╭─ Raw data

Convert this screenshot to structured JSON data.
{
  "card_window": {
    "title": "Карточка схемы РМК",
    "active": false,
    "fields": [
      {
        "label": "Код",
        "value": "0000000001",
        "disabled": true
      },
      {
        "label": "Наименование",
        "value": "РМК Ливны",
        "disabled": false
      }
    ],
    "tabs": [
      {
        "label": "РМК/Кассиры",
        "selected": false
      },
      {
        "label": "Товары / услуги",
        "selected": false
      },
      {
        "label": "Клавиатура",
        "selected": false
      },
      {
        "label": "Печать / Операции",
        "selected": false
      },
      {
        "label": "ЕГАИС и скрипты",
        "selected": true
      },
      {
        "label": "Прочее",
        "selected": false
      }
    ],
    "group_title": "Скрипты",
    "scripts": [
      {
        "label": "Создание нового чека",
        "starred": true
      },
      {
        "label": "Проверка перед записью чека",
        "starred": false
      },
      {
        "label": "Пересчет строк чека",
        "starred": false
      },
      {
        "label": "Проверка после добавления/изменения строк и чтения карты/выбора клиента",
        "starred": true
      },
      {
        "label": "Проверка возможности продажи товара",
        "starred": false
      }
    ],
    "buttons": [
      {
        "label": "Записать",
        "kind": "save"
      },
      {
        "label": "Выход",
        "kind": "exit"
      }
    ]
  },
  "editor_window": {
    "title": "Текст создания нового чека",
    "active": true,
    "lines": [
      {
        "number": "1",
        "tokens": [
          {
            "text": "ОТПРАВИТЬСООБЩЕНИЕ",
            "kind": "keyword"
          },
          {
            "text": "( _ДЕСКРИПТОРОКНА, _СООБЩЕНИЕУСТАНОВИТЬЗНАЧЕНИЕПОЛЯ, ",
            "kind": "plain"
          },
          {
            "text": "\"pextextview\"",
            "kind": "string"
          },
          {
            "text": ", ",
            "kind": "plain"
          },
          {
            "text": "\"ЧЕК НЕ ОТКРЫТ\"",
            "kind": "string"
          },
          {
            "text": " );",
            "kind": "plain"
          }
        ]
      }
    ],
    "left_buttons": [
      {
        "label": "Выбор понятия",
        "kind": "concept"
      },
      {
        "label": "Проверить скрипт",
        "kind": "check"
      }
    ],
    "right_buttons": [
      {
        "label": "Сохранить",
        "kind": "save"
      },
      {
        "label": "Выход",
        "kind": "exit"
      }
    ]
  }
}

╰─

- **Exercise aim**
Search the entries for the word "Проверка" and pick out every line that holds it.

- **Solved exercise**
        "label": "Проверка перед записью чека",
        "label": "Проверка после добавления/изменения строк и чтения карты/выбора клиента",
        "label": "Проверка возможности продажи товара",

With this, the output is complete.